AIM: Return every record below exactly as written, but leave out the pictures.

MATERIAL SUPPLIED:
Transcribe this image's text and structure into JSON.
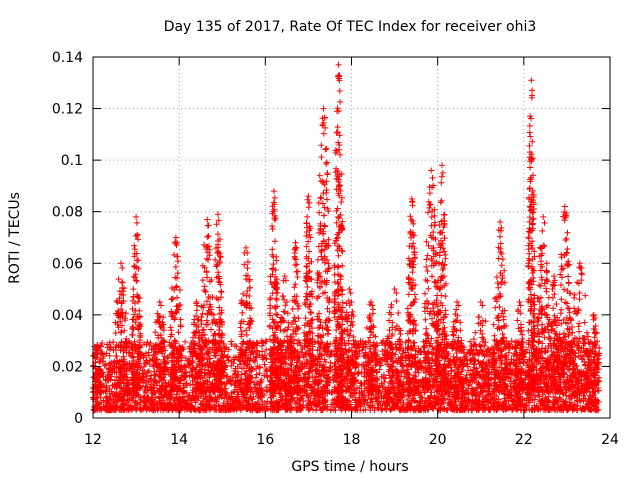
{
  "chart_data": {
    "type": "scatter",
    "title": "Day 135 of 2017, Rate Of TEC Index for receiver ohi3",
    "xlabel": "GPS time / hours",
    "ylabel": "ROTI / TECUs",
    "xlim": [
      12,
      24
    ],
    "ylim": [
      0,
      0.14
    ],
    "x_ticks": [
      12,
      14,
      16,
      18,
      20,
      22,
      24
    ],
    "x_tick_labels": [
      "12",
      "14",
      "16",
      "18",
      "20",
      "22",
      "24"
    ],
    "y_ticks": [
      0,
      0.02,
      0.04,
      0.06,
      0.08,
      0.1,
      0.12,
      0.14
    ],
    "y_tick_labels": [
      "0",
      "0.02",
      "0.04",
      "0.06",
      "0.08",
      "0.1",
      "0.12",
      "0.14"
    ],
    "grid": true,
    "marker": "+",
    "series_color": "#ff0000",
    "baseline": {
      "x_range": [
        12.0,
        23.75
      ],
      "y_range": [
        0.003,
        0.03
      ],
      "gaps": [
        [
          16.05,
          16.12
        ],
        [
          16.9,
          16.95
        ],
        [
          17.45,
          17.5
        ]
      ]
    },
    "peaks": [
      {
        "x_range": [
          12.0,
          12.2
        ],
        "y_max": 0.028
      },
      {
        "x_range": [
          12.5,
          12.8
        ],
        "y_max": 0.06
      },
      {
        "x_range": [
          12.9,
          13.1
        ],
        "y_max": 0.078
      },
      {
        "x_range": [
          13.4,
          13.7
        ],
        "y_max": 0.045
      },
      {
        "x_range": [
          13.8,
          14.05
        ],
        "y_max": 0.07
      },
      {
        "x_range": [
          14.3,
          14.5
        ],
        "y_max": 0.045
      },
      {
        "x_range": [
          14.5,
          14.8
        ],
        "y_max": 0.077
      },
      {
        "x_range": [
          14.8,
          15.0
        ],
        "y_max": 0.079
      },
      {
        "x_range": [
          15.4,
          15.7
        ],
        "y_max": 0.066
      },
      {
        "x_range": [
          16.1,
          16.3
        ],
        "y_max": 0.088
      },
      {
        "x_range": [
          16.3,
          16.6
        ],
        "y_max": 0.055
      },
      {
        "x_range": [
          16.6,
          16.8
        ],
        "y_max": 0.068
      },
      {
        "x_range": [
          16.9,
          17.1
        ],
        "y_max": 0.086
      },
      {
        "x_range": [
          17.2,
          17.5
        ],
        "y_max": 0.12
      },
      {
        "x_range": [
          17.6,
          17.8
        ],
        "y_max": 0.137
      },
      {
        "x_range": [
          17.8,
          18.1
        ],
        "y_max": 0.05
      },
      {
        "x_range": [
          18.3,
          18.6
        ],
        "y_max": 0.045
      },
      {
        "x_range": [
          18.8,
          19.2
        ],
        "y_max": 0.05
      },
      {
        "x_range": [
          19.3,
          19.5
        ],
        "y_max": 0.085
      },
      {
        "x_range": [
          19.7,
          20.0
        ],
        "y_max": 0.096
      },
      {
        "x_range": [
          20.0,
          20.2
        ],
        "y_max": 0.098
      },
      {
        "x_range": [
          20.3,
          20.6
        ],
        "y_max": 0.045
      },
      {
        "x_range": [
          20.8,
          21.2
        ],
        "y_max": 0.045
      },
      {
        "x_range": [
          21.3,
          21.6
        ],
        "y_max": 0.076
      },
      {
        "x_range": [
          21.8,
          22.0
        ],
        "y_max": 0.045
      },
      {
        "x_range": [
          22.1,
          22.25
        ],
        "y_max": 0.131
      },
      {
        "x_range": [
          22.3,
          22.6
        ],
        "y_max": 0.078
      },
      {
        "x_range": [
          22.6,
          22.8
        ],
        "y_max": 0.055
      },
      {
        "x_range": [
          22.8,
          23.1
        ],
        "y_max": 0.082
      },
      {
        "x_range": [
          23.1,
          23.5
        ],
        "y_max": 0.06
      },
      {
        "x_range": [
          23.5,
          23.75
        ],
        "y_max": 0.04
      }
    ]
  }
}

ANSWER TO THIS PROBLEM:
Transcribe this image's text and structure into JSON.
{
  "chart_data": {
    "type": "scatter",
    "title": "Day 135 of 2017, Rate Of TEC Index for receiver ohi3",
    "xlabel": "GPS time / hours",
    "ylabel": "ROTI / TECUs",
    "xlim": [
      12,
      24
    ],
    "ylim": [
      0,
      0.14
    ],
    "x_ticks": [
      12,
      14,
      16,
      18,
      20,
      22,
      24
    ],
    "x_tick_labels": [
      "12",
      "14",
      "16",
      "18",
      "20",
      "22",
      "24"
    ],
    "y_ticks": [
      0,
      0.02,
      0.04,
      0.06,
      0.08,
      0.1,
      0.12,
      0.14
    ],
    "y_tick_labels": [
      "0",
      "0.02",
      "0.04",
      "0.06",
      "0.08",
      "0.1",
      "0.12",
      "0.14"
    ],
    "grid": true,
    "marker": "+",
    "series_color": "#ff0000",
    "baseline": {
      "x_range": [
        12.0,
        23.75
      ],
      "y_range": [
        0.003,
        0.03
      ],
      "gaps": [
        [
          16.05,
          16.12
        ],
        [
          16.9,
          16.95
        ],
        [
          17.45,
          17.5
        ]
      ]
    },
    "peaks": [
      {
        "x_range": [
          12.0,
          12.2
        ],
        "y_max": 0.028
      },
      {
        "x_range": [
          12.5,
          12.8
        ],
        "y_max": 0.06
      },
      {
        "x_range": [
          12.9,
          13.1
        ],
        "y_max": 0.078
      },
      {
        "x_range": [
          13.4,
          13.7
        ],
        "y_max": 0.045
      },
      {
        "x_range": [
          13.8,
          14.05
        ],
        "y_max": 0.07
      },
      {
        "x_range": [
          14.3,
          14.5
        ],
        "y_max": 0.045
      },
      {
        "x_range": [
          14.5,
          14.8
        ],
        "y_max": 0.077
      },
      {
        "x_range": [
          14.8,
          15.0
        ],
        "y_max": 0.079
      },
      {
        "x_range": [
          15.4,
          15.7
        ],
        "y_max": 0.066
      },
      {
        "x_range": [
          16.1,
          16.3
        ],
        "y_max": 0.088
      },
      {
        "x_range": [
          16.3,
          16.6
        ],
        "y_max": 0.055
      },
      {
        "x_range": [
          16.6,
          16.8
        ],
        "y_max": 0.068
      },
      {
        "x_range": [
          16.9,
          17.1
        ],
        "y_max": 0.086
      },
      {
        "x_range": [
          17.2,
          17.5
        ],
        "y_max": 0.12
      },
      {
        "x_range": [
          17.6,
          17.8
        ],
        "y_max": 0.137
      },
      {
        "x_range": [
          17.8,
          18.1
        ],
        "y_max": 0.05
      },
      {
        "x_range": [
          18.3,
          18.6
        ],
        "y_max": 0.045
      },
      {
        "x_range": [
          18.8,
          19.2
        ],
        "y_max": 0.05
      },
      {
        "x_range": [
          19.3,
          19.5
        ],
        "y_max": 0.085
      },
      {
        "x_range": [
          19.7,
          20.0
        ],
        "y_max": 0.096
      },
      {
        "x_range": [
          20.0,
          20.2
        ],
        "y_max": 0.098
      },
      {
        "x_range": [
          20.3,
          20.6
        ],
        "y_max": 0.045
      },
      {
        "x_range": [
          20.8,
          21.2
        ],
        "y_max": 0.045
      },
      {
        "x_range": [
          21.3,
          21.6
        ],
        "y_max": 0.076
      },
      {
        "x_range": [
          21.8,
          22.0
        ],
        "y_max": 0.045
      },
      {
        "x_range": [
          22.1,
          22.25
        ],
        "y_max": 0.131
      },
      {
        "x_range": [
          22.3,
          22.6
        ],
        "y_max": 0.078
      },
      {
        "x_range": [
          22.6,
          22.8
        ],
        "y_max": 0.055
      },
      {
        "x_range": [
          22.8,
          23.1
        ],
        "y_max": 0.082
      },
      {
        "x_range": [
          23.1,
          23.5
        ],
        "y_max": 0.06
      },
      {
        "x_range": [
          23.5,
          23.75
        ],
        "y_max": 0.04
      }
    ]
  }
}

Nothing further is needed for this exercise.